The request: Repeat the entire listing exactly as written.

Records to use:
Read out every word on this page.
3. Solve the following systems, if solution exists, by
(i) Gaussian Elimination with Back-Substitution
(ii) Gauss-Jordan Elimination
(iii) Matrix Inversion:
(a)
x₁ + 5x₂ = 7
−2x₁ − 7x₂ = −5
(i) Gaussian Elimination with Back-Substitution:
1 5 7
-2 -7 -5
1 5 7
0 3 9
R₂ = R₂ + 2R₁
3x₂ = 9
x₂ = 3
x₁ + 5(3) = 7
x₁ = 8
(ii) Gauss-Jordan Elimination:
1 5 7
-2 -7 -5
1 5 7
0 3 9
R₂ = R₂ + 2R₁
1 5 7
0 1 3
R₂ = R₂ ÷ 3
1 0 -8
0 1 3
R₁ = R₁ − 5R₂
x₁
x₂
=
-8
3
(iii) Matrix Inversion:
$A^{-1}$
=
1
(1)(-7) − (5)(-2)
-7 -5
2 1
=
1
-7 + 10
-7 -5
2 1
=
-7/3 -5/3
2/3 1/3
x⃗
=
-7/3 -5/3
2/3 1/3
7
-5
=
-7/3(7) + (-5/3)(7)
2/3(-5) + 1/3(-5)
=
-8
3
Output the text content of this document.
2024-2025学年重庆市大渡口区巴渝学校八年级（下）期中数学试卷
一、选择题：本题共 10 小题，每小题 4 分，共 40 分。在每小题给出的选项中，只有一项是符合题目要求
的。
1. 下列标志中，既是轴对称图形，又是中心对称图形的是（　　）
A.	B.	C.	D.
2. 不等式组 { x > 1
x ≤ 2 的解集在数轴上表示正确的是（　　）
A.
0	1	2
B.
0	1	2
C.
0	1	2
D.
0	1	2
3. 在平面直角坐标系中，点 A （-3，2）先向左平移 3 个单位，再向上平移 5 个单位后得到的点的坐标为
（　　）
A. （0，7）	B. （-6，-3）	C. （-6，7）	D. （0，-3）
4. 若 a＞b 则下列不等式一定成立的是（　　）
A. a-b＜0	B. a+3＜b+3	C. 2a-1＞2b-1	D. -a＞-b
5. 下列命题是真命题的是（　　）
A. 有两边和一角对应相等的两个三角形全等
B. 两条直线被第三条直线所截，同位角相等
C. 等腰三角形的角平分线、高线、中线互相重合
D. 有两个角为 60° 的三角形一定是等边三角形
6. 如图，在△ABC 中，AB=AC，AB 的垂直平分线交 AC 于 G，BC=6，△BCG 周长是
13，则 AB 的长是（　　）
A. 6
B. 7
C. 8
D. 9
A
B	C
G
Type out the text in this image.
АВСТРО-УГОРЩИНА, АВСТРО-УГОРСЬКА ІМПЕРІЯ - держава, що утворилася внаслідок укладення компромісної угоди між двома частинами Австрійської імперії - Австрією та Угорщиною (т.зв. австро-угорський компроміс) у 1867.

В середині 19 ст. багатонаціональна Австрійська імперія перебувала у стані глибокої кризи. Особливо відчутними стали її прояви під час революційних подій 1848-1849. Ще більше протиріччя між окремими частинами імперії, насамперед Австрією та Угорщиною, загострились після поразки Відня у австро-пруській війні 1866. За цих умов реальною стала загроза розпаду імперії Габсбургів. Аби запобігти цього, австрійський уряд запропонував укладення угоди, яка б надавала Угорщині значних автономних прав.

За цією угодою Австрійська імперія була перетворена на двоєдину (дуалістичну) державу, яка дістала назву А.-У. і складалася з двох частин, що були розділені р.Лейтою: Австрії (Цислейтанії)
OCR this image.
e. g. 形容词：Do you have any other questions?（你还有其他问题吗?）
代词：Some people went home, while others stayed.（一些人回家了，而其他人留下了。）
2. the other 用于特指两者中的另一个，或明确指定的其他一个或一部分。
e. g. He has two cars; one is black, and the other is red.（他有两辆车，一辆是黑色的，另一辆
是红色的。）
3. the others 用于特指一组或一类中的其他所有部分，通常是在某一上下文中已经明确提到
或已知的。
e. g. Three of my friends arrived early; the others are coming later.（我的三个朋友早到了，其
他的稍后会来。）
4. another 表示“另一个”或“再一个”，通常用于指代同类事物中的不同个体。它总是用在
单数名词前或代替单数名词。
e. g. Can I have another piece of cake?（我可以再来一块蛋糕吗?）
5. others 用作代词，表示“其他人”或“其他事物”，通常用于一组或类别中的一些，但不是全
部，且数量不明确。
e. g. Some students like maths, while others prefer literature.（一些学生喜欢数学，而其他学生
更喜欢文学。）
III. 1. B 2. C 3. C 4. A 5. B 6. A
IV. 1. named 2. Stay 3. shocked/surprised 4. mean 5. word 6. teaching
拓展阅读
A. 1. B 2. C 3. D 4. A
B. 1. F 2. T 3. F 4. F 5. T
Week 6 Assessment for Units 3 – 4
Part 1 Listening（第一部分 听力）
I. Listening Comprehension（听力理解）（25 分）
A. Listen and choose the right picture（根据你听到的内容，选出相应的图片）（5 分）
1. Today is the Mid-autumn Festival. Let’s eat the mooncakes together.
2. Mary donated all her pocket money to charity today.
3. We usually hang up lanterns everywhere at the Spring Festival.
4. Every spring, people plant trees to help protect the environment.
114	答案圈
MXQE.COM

Answer in full:
Read out every word on this page.
3. Solve the following systems, if solution exists, by
(i) Gaussian Elimination with Back-Substitution
(ii) Gauss-Jordan Elimination
(iii) Matrix Inversion:
(a)
x₁ + 5x₂ = 7
−2x₁ − 7x₂ = −5
(i) Gaussian Elimination with Back-Substitution:
1 5 7
-2 -7 -5
1 5 7
0 3 9
R₂ = R₂ + 2R₁
3x₂ = 9
x₂ = 3
x₁ + 5(3) = 7
x₁ = 8
(ii) Gauss-Jordan Elimination:
1 5 7
-2 -7 -5
1 5 7
0 3 9
R₂ = R₂ + 2R₁
1 5 7
0 1 3
R₂ = R₂ ÷ 3
1 0 -8
0 1 3
R₁ = R₁ − 5R₂
x₁
x₂
=
-8
3
(iii) Matrix Inversion:
$A^{-1}$
=
1
(1)(-7) − (5)(-2)
-7 -5
2 1
=
1
-7 + 10
-7 -5
2 1
=
-7/3 -5/3
2/3 1/3
x⃗
=
-7/3 -5/3
2/3 1/3
7
-5
=
-7/3(7) + (-5/3)(7)
2/3(-5) + 1/3(-5)
=
-8
3
Output the text content of this document.
2024-2025学年重庆市大渡口区巴渝学校八年级（下）期中数学试卷
一、选择题：本题共 10 小题，每小题 4 分，共 40 分。在每小题给出的选项中，只有一项是符合题目要求
的。
1. 下列标志中，既是轴对称图形，又是中心对称图形的是（　　）
A.	B.	C.	D.
2. 不等式组 { x > 1
x ≤ 2 的解集在数轴上表示正确的是（　　）
A.
0	1	2
B.
0	1	2
C.
0	1	2
D.
0	1	2
3. 在平面直角坐标系中，点 A （-3，2）先向左平移 3 个单位，再向上平移 5 个单位后得到的点的坐标为
（　　）
A. （0，7）	B. （-6，-3）	C. （-6，7）	D. （0，-3）
4. 若 a＞b 则下列不等式一定成立的是（　　）
A. a-b＜0	B. a+3＜b+3	C. 2a-1＞2b-1	D. -a＞-b
5. 下列命题是真命题的是（　　）
A. 有两边和一角对应相等的两个三角形全等
B. 两条直线被第三条直线所截，同位角相等
C. 等腰三角形的角平分线、高线、中线互相重合
D. 有两个角为 60° 的三角形一定是等边三角形
6. 如图，在△ABC 中，AB=AC，AB 的垂直平分线交 AC 于 G，BC=6，△BCG 周长是
13，则 AB 的长是（　　）
A. 6
B. 7
C. 8
D. 9
A
B	C
G
Type out the text in this image.
АВСТРО-УГОРЩИНА, АВСТРО-УГОРСЬКА ІМПЕРІЯ - держава, що утворилася внаслідок укладення компромісної угоди між двома частинами Австрійської імперії - Австрією та Угорщиною (т.зв. австро-угорський компроміс) у 1867.

В середині 19 ст. багатонаціональна Австрійська імперія перебувала у стані глибокої кризи. Особливо відчутними стали її прояви під час революційних подій 1848-1849. Ще більше протиріччя між окремими частинами імперії, насамперед Австрією та Угорщиною, загострились після поразки Відня у австро-пруській війні 1866. За цих умов реальною стала загроза розпаду імперії Габсбургів. Аби запобігти цього, австрійський уряд запропонував укладення угоди, яка б надавала Угорщині значних автономних прав.

За цією угодою Австрійська імперія була перетворена на двоєдину (дуалістичну) державу, яка дістала назву А.-У. і складалася з двох частин, що були розділені р.Лейтою: Австрії (Цислейтанії)
OCR this image.
e. g. 形容词：Do you have any other questions?（你还有其他问题吗?）
代词：Some people went home, while others stayed.（一些人回家了，而其他人留下了。）
2. the other 用于特指两者中的另一个，或明确指定的其他一个或一部分。
e. g. He has two cars; one is black, and the other is red.（他有两辆车，一辆是黑色的，另一辆
是红色的。）
3. the others 用于特指一组或一类中的其他所有部分，通常是在某一上下文中已经明确提到
或已知的。
e. g. Three of my friends arrived early; the others are coming later.（我的三个朋友早到了，其
他的稍后会来。）
4. another 表示“另一个”或“再一个”，通常用于指代同类事物中的不同个体。它总是用在
单数名词前或代替单数名词。
e. g. Can I have another piece of cake?（我可以再来一块蛋糕吗?）
5. others 用作代词，表示“其他人”或“其他事物”，通常用于一组或类别中的一些，但不是全
部，且数量不明确。
e. g. Some students like maths, while others prefer literature.（一些学生喜欢数学，而其他学生
更喜欢文学。）
III. 1. B 2. C 3. C 4. A 5. B 6. A
IV. 1. named 2. Stay 3. shocked/surprised 4. mean 5. word 6. teaching
拓展阅读
A. 1. B 2. C 3. D 4. A
B. 1. F 2. T 3. F 4. F 5. T
Week 6 Assessment for Units 3 – 4
Part 1 Listening（第一部分 听力）
I. Listening Comprehension（听力理解）（25 分）
A. Listen and choose the right picture（根据你听到的内容，选出相应的图片）（5 分）
1. Today is the Mid-autumn Festival. Let’s eat the mooncakes together.
2. Mary donated all her pocket money to charity today.
3. We usually hang up lanterns everywhere at the Spring Festival.
4. Every spring, people plant trees to help protect the environment.
114	答案圈
MXQE.COM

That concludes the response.